Data for this task:
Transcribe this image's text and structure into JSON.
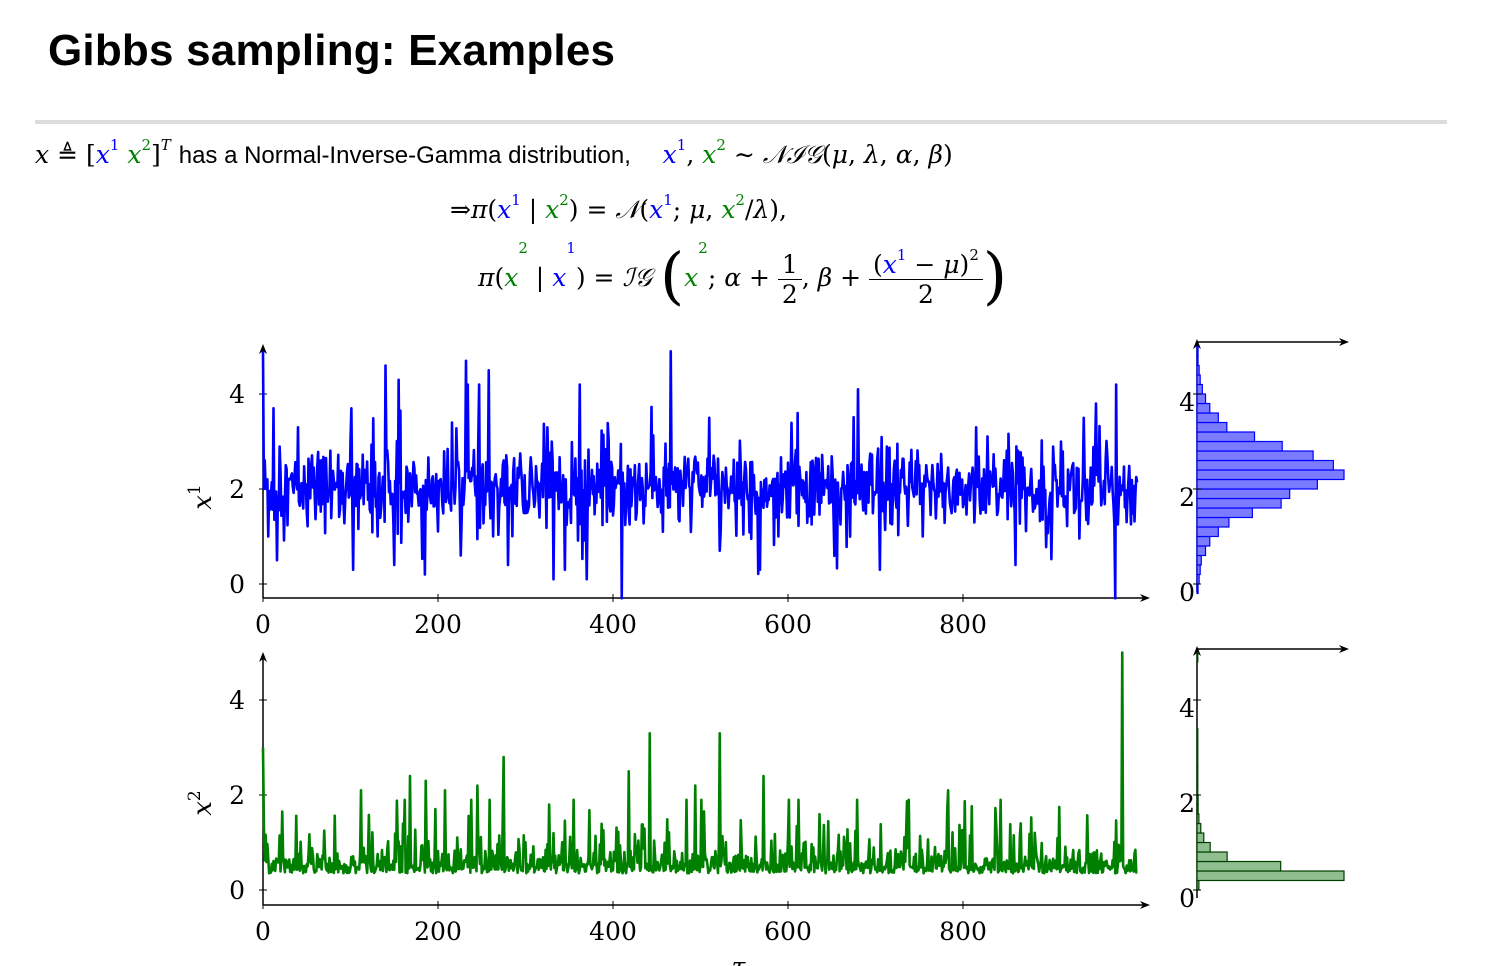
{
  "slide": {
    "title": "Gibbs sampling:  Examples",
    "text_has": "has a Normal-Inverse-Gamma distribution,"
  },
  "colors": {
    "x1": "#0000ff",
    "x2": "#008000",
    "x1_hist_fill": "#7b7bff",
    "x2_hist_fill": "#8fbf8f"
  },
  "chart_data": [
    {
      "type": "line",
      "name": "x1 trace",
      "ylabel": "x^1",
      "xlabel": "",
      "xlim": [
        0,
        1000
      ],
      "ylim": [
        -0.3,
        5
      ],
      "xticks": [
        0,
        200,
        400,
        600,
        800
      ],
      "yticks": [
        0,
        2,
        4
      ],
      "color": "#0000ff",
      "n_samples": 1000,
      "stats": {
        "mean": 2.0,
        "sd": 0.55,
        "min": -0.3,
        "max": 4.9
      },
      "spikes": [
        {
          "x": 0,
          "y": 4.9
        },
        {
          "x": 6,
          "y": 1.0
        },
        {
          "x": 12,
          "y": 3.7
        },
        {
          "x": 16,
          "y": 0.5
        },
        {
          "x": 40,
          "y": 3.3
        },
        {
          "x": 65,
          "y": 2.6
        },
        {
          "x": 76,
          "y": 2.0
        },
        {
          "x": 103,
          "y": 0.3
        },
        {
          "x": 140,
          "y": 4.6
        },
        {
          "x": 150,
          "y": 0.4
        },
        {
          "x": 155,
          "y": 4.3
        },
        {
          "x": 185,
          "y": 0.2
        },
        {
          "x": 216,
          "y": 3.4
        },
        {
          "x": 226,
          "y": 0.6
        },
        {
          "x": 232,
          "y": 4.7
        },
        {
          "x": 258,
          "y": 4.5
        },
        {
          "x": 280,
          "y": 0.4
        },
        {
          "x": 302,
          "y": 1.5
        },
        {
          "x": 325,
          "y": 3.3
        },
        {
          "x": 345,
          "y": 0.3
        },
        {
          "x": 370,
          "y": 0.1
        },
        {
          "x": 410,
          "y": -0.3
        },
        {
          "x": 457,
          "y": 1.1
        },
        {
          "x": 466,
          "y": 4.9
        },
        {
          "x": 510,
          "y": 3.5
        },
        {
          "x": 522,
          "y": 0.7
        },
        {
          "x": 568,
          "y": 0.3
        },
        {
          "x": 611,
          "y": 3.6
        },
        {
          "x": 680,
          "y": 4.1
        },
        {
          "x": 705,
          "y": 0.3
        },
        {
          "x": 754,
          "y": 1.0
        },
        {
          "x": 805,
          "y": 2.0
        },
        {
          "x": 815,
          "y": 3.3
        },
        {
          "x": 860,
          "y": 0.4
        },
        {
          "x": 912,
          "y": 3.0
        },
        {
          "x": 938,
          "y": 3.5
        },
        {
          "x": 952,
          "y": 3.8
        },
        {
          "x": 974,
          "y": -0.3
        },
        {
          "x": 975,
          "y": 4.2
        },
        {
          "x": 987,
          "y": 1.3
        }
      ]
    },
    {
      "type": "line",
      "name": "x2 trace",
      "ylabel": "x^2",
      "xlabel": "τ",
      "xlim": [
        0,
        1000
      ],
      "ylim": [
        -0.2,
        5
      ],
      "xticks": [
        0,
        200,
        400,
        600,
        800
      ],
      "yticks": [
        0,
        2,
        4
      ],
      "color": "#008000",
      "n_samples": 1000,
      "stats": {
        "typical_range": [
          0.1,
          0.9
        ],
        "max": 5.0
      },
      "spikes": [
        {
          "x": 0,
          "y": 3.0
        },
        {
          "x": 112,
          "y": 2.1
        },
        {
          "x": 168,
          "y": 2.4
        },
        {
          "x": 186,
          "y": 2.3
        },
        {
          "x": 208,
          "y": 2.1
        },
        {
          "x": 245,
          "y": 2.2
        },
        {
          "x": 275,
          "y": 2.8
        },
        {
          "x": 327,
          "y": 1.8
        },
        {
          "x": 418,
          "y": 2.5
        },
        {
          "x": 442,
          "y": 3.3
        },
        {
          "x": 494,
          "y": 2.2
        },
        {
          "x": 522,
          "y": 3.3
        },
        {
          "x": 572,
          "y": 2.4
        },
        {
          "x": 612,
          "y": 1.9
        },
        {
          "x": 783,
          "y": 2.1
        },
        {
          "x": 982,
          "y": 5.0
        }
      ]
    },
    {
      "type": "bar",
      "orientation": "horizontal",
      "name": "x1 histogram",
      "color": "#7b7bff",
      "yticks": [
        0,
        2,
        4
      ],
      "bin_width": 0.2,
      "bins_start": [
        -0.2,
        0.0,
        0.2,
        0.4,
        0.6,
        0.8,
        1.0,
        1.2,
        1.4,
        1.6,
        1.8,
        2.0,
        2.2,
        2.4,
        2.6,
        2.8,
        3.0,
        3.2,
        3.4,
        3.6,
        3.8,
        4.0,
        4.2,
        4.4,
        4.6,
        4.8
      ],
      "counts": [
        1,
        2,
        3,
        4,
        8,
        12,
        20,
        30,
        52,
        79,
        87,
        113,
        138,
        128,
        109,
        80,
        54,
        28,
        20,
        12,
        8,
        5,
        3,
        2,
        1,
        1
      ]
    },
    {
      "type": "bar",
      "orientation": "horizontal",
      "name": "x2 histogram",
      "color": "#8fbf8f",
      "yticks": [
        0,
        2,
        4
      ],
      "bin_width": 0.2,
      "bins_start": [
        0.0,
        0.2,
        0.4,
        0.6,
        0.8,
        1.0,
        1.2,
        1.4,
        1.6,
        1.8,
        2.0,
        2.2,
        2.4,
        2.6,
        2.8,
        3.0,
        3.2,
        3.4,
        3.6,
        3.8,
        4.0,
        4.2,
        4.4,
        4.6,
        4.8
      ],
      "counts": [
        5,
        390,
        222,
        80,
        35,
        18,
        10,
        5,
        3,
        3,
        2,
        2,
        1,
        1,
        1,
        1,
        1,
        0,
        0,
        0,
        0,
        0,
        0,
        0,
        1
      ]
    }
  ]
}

Exercise goal:
Reproduce every line precisely as given, omitting all pictures.

Complete response:
Transcribe this image's text and structure into JSON.
{
  "slide": {
    "title": "Gibbs sampling:  Examples",
    "text_has": "has a Normal-Inverse-Gamma distribution,"
  },
  "colors": {
    "x1": "#0000ff",
    "x2": "#008000",
    "x1_hist_fill": "#7b7bff",
    "x2_hist_fill": "#8fbf8f"
  },
  "chart_data": [
    {
      "type": "line",
      "name": "x1 trace",
      "ylabel": "x^1",
      "xlabel": "",
      "xlim": [
        0,
        1000
      ],
      "ylim": [
        -0.3,
        5
      ],
      "xticks": [
        0,
        200,
        400,
        600,
        800
      ],
      "yticks": [
        0,
        2,
        4
      ],
      "color": "#0000ff",
      "n_samples": 1000,
      "stats": {
        "mean": 2.0,
        "sd": 0.55,
        "min": -0.3,
        "max": 4.9
      },
      "spikes": [
        {
          "x": 0,
          "y": 4.9
        },
        {
          "x": 6,
          "y": 1.0
        },
        {
          "x": 12,
          "y": 3.7
        },
        {
          "x": 16,
          "y": 0.5
        },
        {
          "x": 40,
          "y": 3.3
        },
        {
          "x": 65,
          "y": 2.6
        },
        {
          "x": 76,
          "y": 2.0
        },
        {
          "x": 103,
          "y": 0.3
        },
        {
          "x": 140,
          "y": 4.6
        },
        {
          "x": 150,
          "y": 0.4
        },
        {
          "x": 155,
          "y": 4.3
        },
        {
          "x": 185,
          "y": 0.2
        },
        {
          "x": 216,
          "y": 3.4
        },
        {
          "x": 226,
          "y": 0.6
        },
        {
          "x": 232,
          "y": 4.7
        },
        {
          "x": 258,
          "y": 4.5
        },
        {
          "x": 280,
          "y": 0.4
        },
        {
          "x": 302,
          "y": 1.5
        },
        {
          "x": 325,
          "y": 3.3
        },
        {
          "x": 345,
          "y": 0.3
        },
        {
          "x": 370,
          "y": 0.1
        },
        {
          "x": 410,
          "y": -0.3
        },
        {
          "x": 457,
          "y": 1.1
        },
        {
          "x": 466,
          "y": 4.9
        },
        {
          "x": 510,
          "y": 3.5
        },
        {
          "x": 522,
          "y": 0.7
        },
        {
          "x": 568,
          "y": 0.3
        },
        {
          "x": 611,
          "y": 3.6
        },
        {
          "x": 680,
          "y": 4.1
        },
        {
          "x": 705,
          "y": 0.3
        },
        {
          "x": 754,
          "y": 1.0
        },
        {
          "x": 805,
          "y": 2.0
        },
        {
          "x": 815,
          "y": 3.3
        },
        {
          "x": 860,
          "y": 0.4
        },
        {
          "x": 912,
          "y": 3.0
        },
        {
          "x": 938,
          "y": 3.5
        },
        {
          "x": 952,
          "y": 3.8
        },
        {
          "x": 974,
          "y": -0.3
        },
        {
          "x": 975,
          "y": 4.2
        },
        {
          "x": 987,
          "y": 1.3
        }
      ]
    },
    {
      "type": "line",
      "name": "x2 trace",
      "ylabel": "x^2",
      "xlabel": "τ",
      "xlim": [
        0,
        1000
      ],
      "ylim": [
        -0.2,
        5
      ],
      "xticks": [
        0,
        200,
        400,
        600,
        800
      ],
      "yticks": [
        0,
        2,
        4
      ],
      "color": "#008000",
      "n_samples": 1000,
      "stats": {
        "typical_range": [
          0.1,
          0.9
        ],
        "max": 5.0
      },
      "spikes": [
        {
          "x": 0,
          "y": 3.0
        },
        {
          "x": 112,
          "y": 2.1
        },
        {
          "x": 168,
          "y": 2.4
        },
        {
          "x": 186,
          "y": 2.3
        },
        {
          "x": 208,
          "y": 2.1
        },
        {
          "x": 245,
          "y": 2.2
        },
        {
          "x": 275,
          "y": 2.8
        },
        {
          "x": 327,
          "y": 1.8
        },
        {
          "x": 418,
          "y": 2.5
        },
        {
          "x": 442,
          "y": 3.3
        },
        {
          "x": 494,
          "y": 2.2
        },
        {
          "x": 522,
          "y": 3.3
        },
        {
          "x": 572,
          "y": 2.4
        },
        {
          "x": 612,
          "y": 1.9
        },
        {
          "x": 783,
          "y": 2.1
        },
        {
          "x": 982,
          "y": 5.0
        }
      ]
    },
    {
      "type": "bar",
      "orientation": "horizontal",
      "name": "x1 histogram",
      "color": "#7b7bff",
      "yticks": [
        0,
        2,
        4
      ],
      "bin_width": 0.2,
      "bins_start": [
        -0.2,
        0.0,
        0.2,
        0.4,
        0.6,
        0.8,
        1.0,
        1.2,
        1.4,
        1.6,
        1.8,
        2.0,
        2.2,
        2.4,
        2.6,
        2.8,
        3.0,
        3.2,
        3.4,
        3.6,
        3.8,
        4.0,
        4.2,
        4.4,
        4.6,
        4.8
      ],
      "counts": [
        1,
        2,
        3,
        4,
        8,
        12,
        20,
        30,
        52,
        79,
        87,
        113,
        138,
        128,
        109,
        80,
        54,
        28,
        20,
        12,
        8,
        5,
        3,
        2,
        1,
        1
      ]
    },
    {
      "type": "bar",
      "orientation": "horizontal",
      "name": "x2 histogram",
      "color": "#8fbf8f",
      "yticks": [
        0,
        2,
        4
      ],
      "bin_width": 0.2,
      "bins_start": [
        0.0,
        0.2,
        0.4,
        0.6,
        0.8,
        1.0,
        1.2,
        1.4,
        1.6,
        1.8,
        2.0,
        2.2,
        2.4,
        2.6,
        2.8,
        3.0,
        3.2,
        3.4,
        3.6,
        3.8,
        4.0,
        4.2,
        4.4,
        4.6,
        4.8
      ],
      "counts": [
        5,
        390,
        222,
        80,
        35,
        18,
        10,
        5,
        3,
        3,
        2,
        2,
        1,
        1,
        1,
        1,
        1,
        0,
        0,
        0,
        0,
        0,
        0,
        0,
        1
      ]
    }
  ]
}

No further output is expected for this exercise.